_Short task_
Every entry here needs to be repeated exactly.

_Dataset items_
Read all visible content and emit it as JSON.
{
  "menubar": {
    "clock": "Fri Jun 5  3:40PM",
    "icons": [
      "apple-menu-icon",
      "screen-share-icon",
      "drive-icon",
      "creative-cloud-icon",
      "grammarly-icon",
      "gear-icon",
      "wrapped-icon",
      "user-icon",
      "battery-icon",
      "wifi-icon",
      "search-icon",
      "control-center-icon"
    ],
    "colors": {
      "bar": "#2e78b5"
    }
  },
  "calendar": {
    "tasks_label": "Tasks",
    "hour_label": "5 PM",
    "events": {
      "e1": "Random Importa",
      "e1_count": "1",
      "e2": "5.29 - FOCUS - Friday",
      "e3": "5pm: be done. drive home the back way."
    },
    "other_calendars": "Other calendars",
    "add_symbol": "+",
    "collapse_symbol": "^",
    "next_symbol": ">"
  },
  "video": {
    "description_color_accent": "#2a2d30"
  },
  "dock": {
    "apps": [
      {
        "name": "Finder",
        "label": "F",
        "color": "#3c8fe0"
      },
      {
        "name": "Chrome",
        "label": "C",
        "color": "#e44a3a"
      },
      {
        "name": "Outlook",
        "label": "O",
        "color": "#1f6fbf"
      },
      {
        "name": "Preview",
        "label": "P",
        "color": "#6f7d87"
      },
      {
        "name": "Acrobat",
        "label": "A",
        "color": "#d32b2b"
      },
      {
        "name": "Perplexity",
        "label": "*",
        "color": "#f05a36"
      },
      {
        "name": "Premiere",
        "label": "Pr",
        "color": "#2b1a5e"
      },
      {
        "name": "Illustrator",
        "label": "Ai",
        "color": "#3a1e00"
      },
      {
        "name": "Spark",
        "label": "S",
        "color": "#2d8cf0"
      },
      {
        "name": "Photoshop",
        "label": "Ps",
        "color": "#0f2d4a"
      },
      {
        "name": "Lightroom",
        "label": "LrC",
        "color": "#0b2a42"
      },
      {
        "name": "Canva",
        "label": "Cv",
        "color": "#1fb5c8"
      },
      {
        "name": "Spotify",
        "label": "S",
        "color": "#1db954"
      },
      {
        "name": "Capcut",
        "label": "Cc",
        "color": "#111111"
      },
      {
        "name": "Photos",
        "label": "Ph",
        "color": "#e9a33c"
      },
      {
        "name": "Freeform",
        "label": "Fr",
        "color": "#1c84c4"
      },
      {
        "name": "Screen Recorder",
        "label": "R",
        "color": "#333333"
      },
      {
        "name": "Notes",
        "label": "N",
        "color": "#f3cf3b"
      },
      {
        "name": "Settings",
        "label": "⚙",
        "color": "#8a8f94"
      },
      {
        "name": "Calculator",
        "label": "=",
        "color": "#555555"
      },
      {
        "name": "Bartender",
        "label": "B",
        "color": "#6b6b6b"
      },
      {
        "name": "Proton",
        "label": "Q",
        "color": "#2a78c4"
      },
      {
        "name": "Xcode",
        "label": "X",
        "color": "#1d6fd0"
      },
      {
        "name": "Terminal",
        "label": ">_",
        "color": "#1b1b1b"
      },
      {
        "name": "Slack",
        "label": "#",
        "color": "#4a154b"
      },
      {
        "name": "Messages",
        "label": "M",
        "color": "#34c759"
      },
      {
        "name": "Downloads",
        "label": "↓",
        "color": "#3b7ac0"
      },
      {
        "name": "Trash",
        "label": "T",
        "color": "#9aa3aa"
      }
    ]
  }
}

_Correct result_
Read all visible content and emit it as JSON.
{
  "menubar": {
    "clock": "Fri Jun 5  3:40PM",
    "icons": [
      "apple-menu-icon",
      "screen-share-icon",
      "drive-icon",
      "creative-cloud-icon",
      "grammarly-icon",
      "gear-icon",
      "wrapped-icon",
      "user-icon",
      "battery-icon",
      "wifi-icon",
      "search-icon",
      "control-center-icon"
    ],
    "colors": {
      "bar": "#2e78b5"
    }
  },
  "calendar": {
    "tasks_label": "Tasks",
    "hour_label": "5 PM",
    "events": {
      "e1": "Random Importa",
      "e1_count": "1",
      "e2": "5.29 - FOCUS - Friday",
      "e3": "5pm: be done. drive home the back way."
    },
    "other_calendars": "Other calendars",
    "add_symbol": "+",
    "collapse_symbol": "^",
    "next_symbol": ">"
  },
  "video": {
    "description_color_accent": "#2a2d30"
  },
  "dock": {
    "apps": [
      {
        "name": "Finder",
        "label": "F",
        "color": "#3c8fe0"
      },
      {
        "name": "Chrome",
        "label": "C",
        "color": "#e44a3a"
      },
      {
        "name": "Outlook",
        "label": "O",
        "color": "#1f6fbf"
      },
      {
        "name": "Preview",
        "label": "P",
        "color": "#6f7d87"
      },
      {
        "name": "Acrobat",
        "label": "A",
        "color": "#d32b2b"
      },
      {
        "name": "Perplexity",
        "label": "*",
        "color": "#f05a36"
      },
      {
        "name": "Premiere",
        "label": "Pr",
        "color": "#2b1a5e"
      },
      {
        "name": "Illustrator",
        "label": "Ai",
        "color": "#3a1e00"
      },
      {
        "name": "Spark",
        "label": "S",
        "color": "#2d8cf0"
      },
      {
        "name": "Photoshop",
        "label": "Ps",
        "color": "#0f2d4a"
      },
      {
        "name": "Lightroom",
        "label": "LrC",
        "color": "#0b2a42"
      },
      {
        "name": "Canva",
        "label": "Cv",
        "color": "#1fb5c8"
      },
      {
        "name": "Spotify",
        "label": "S",
        "color": "#1db954"
      },
      {
        "name": "Capcut",
        "label": "Cc",
        "color": "#111111"
      },
      {
        "name": "Photos",
        "label": "Ph",
        "color": "#e9a33c"
      },
      {
        "name": "Freeform",
        "label": "Fr",
        "color": "#1c84c4"
      },
      {
        "name": "Screen Recorder",
        "label": "R",
        "color": "#333333"
      },
      {
        "name": "Notes",
        "label": "N",
        "color": "#f3cf3b"
      },
      {
        "name": "Settings",
        "label": "⚙",
        "color": "#8a8f94"
      },
      {
        "name": "Calculator",
        "label": "=",
        "color": "#555555"
      },
      {
        "name": "Bartender",
        "label": "B",
        "color": "#6b6b6b"
      },
      {
        "name": "Proton",
        "label": "Q",
        "color": "#2a78c4"
      },
      {
        "name": "Xcode",
        "label": "X",
        "color": "#1d6fd0"
      },
      {
        "name": "Terminal",
        "label": ">_",
        "color": "#1b1b1b"
      },
      {
        "name": "Slack",
        "label": "#",
        "color": "#4a154b"
      },
      {
        "name": "Messages",
        "label": "M",
        "color": "#34c759"
      },
      {
        "name": "Downloads",
        "label": "↓",
        "color": "#3b7ac0"
      },
      {
        "name": "Trash",
        "label": "T",
        "color": "#9aa3aa"
      }
    ]
  }
}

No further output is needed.